[Recorded data]
-- start --

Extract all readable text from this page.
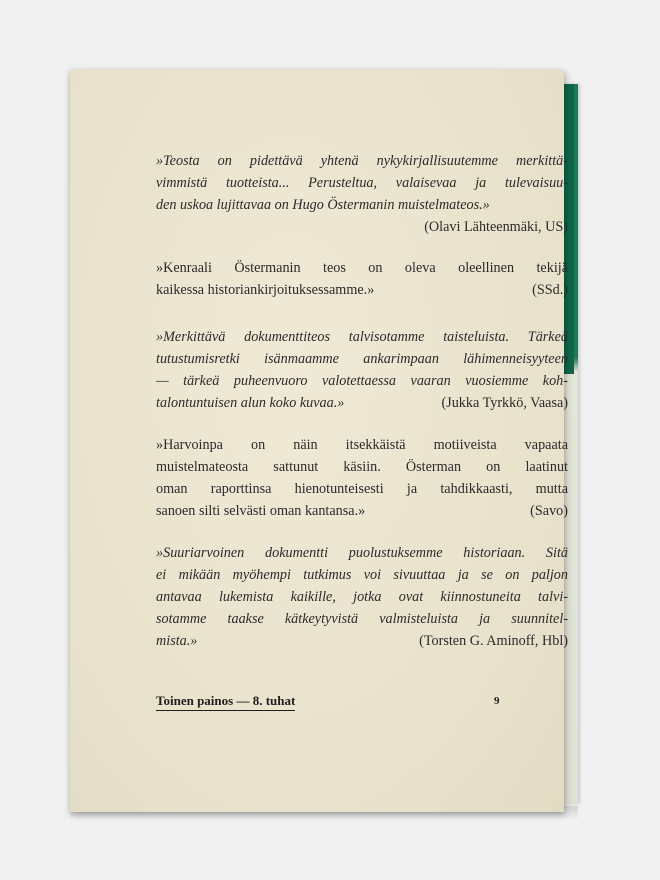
»Teosta on pidettävä yhtenä nykykirjallisuutemme merkittä-
vimmistä tuotteista... Perusteltua, valaisevaa ja tulevaisuu-
den uskoa lujittavaa on Hugo Östermanin muistelmateos.»
(Olavi Lähteenmäki, US)
»Kenraali Östermanin teos on oleva oleellinen tekijä
kaikessa historiankirjoituksessamme.»	(SSd.)
»Merkittävä dokumenttiteos talvisotamme taisteluista. Tärkeä
tutustumisretki isänmaamme ankarimpaan lähimenneisyyteen
— tärkeä puheenvuoro valotettaessa vaaran vuosiemme koh-
talontuntuisen alun koko kuvaa.»	(Jukka Tyrkkö, Vaasa)
»Harvoinpa on näin itsekkäistä motiiveista vapaata
muistelmateosta sattunut käsiin. Österman on laatinut
oman raporttinsa hienotunteisesti ja tahdikkaasti, mutta
sanoen silti selvästi oman kantansa.»	(Savo)
»Suuriarvoinen dokumentti puolustuksemme historiaan. Sitä
ei mikään myöhempi tutkimus voi sivuuttaa ja se on paljon
antavaa lukemista kaikille, jotka ovat kiinnostuneita talvi-
sotamme taakse kätkeytyvistä valmisteluista ja suunnitel-
mista.»	(Torsten G. Aminoff, Hbl)
Toinen painos — 8. tuhat	9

-- end --

◆ **TASK DETAILS**
Reproduce each entry verbatim, excluding any embedded images.

◆ **FINISHED TASK**
Extract all readable text from this page.
»Teosta on pidettävä yhtenä nykykirjallisuutemme merkittä-
vimmistä tuotteista... Perusteltua, valaisevaa ja tulevaisuu-
den uskoa lujittavaa on Hugo Östermanin muistelmateos.»
(Olavi Lähteenmäki, US)
»Kenraali Östermanin teos on oleva oleellinen tekijä
kaikessa historiankirjoituksessamme.»	(SSd.)
»Merkittävä dokumenttiteos talvisotamme taisteluista. Tärkeä
tutustumisretki isänmaamme ankarimpaan lähimenneisyyteen
— tärkeä puheenvuoro valotettaessa vaaran vuosiemme koh-
talontuntuisen alun koko kuvaa.»	(Jukka Tyrkkö, Vaasa)
»Harvoinpa on näin itsekkäistä motiiveista vapaata
muistelmateosta sattunut käsiin. Österman on laatinut
oman raporttinsa hienotunteisesti ja tahdikkaasti, mutta
sanoen silti selvästi oman kantansa.»	(Savo)
»Suuriarvoinen dokumentti puolustuksemme historiaan. Sitä
ei mikään myöhempi tutkimus voi sivuuttaa ja se on paljon
antavaa lukemista kaikille, jotka ovat kiinnostuneita talvi-
sotamme taakse kätkeytyvistä valmisteluista ja suunnitel-
mista.»	(Torsten G. Aminoff, Hbl)
Toinen painos — 8. tuhat	9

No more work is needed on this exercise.